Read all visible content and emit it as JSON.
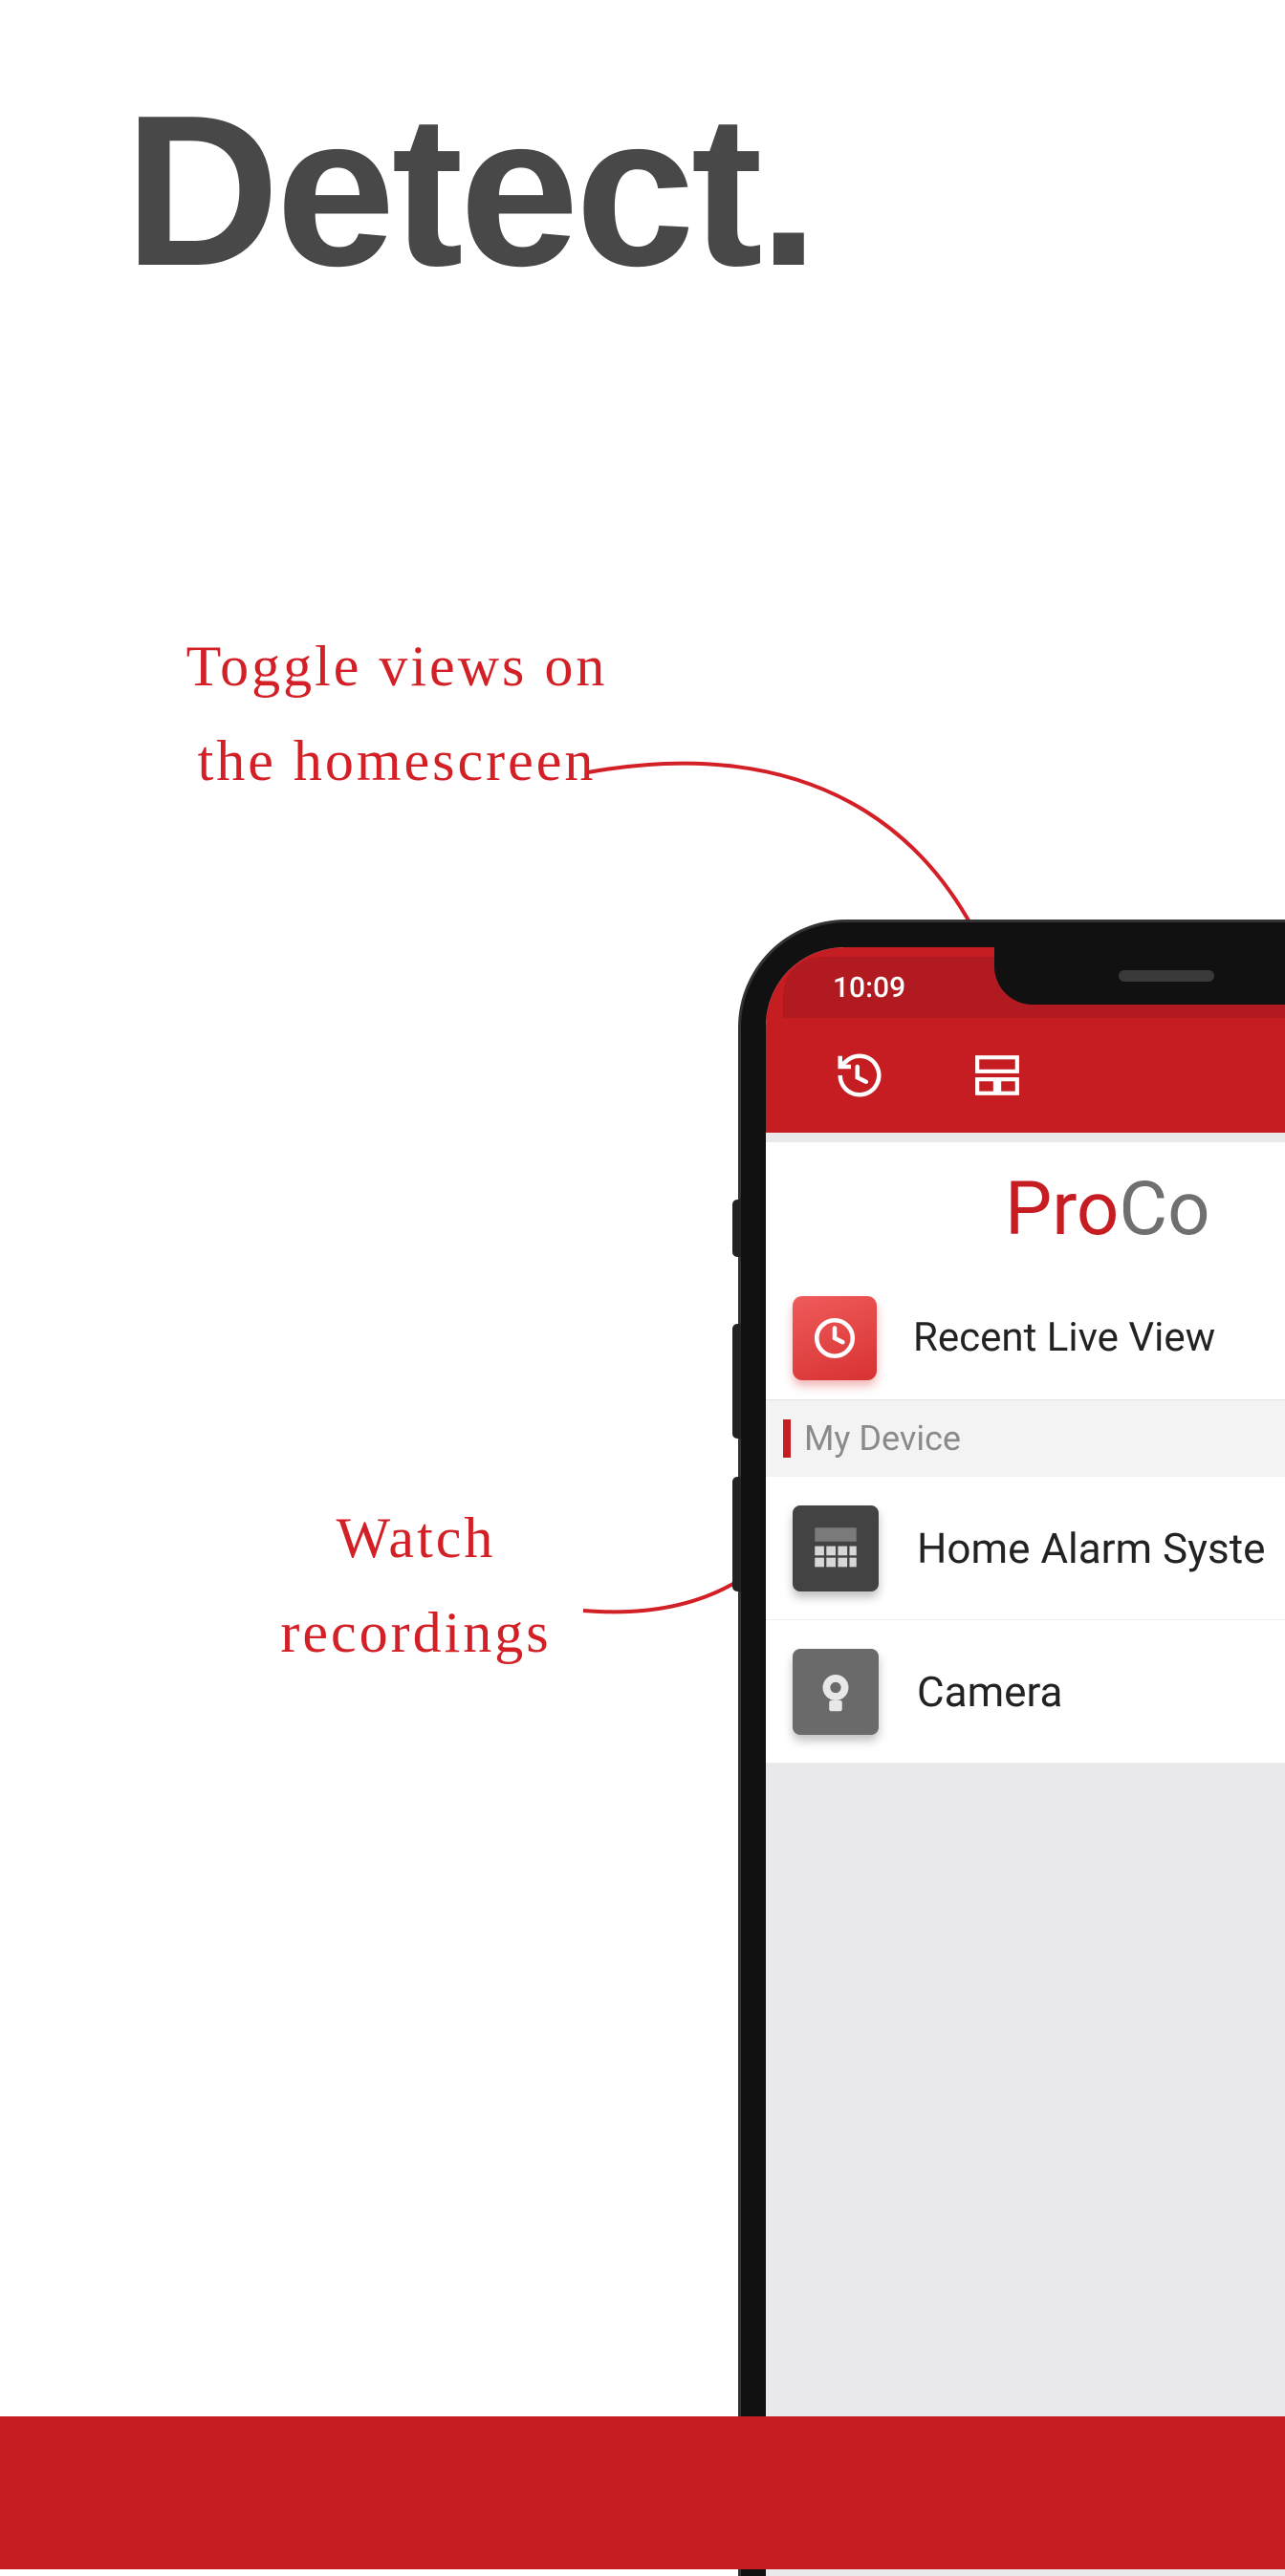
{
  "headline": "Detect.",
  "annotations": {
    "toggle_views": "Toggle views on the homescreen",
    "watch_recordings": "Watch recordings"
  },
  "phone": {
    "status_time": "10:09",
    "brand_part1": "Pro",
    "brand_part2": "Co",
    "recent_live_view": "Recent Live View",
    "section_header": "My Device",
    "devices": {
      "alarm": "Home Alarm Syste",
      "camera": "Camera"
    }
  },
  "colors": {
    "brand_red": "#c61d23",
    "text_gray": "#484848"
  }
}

• [Written request] Can the entries above be repeated exactly, without their pictures?

• [Result for this exercise]
Read all visible content and emit it as JSON.
{
  "headline": "Detect.",
  "annotations": {
    "toggle_views": "Toggle views on the homescreen",
    "watch_recordings": "Watch recordings"
  },
  "phone": {
    "status_time": "10:09",
    "brand_part1": "Pro",
    "brand_part2": "Co",
    "recent_live_view": "Recent Live View",
    "section_header": "My Device",
    "devices": {
      "alarm": "Home Alarm Syste",
      "camera": "Camera"
    }
  },
  "colors": {
    "brand_red": "#c61d23",
    "text_gray": "#484848"
  }
}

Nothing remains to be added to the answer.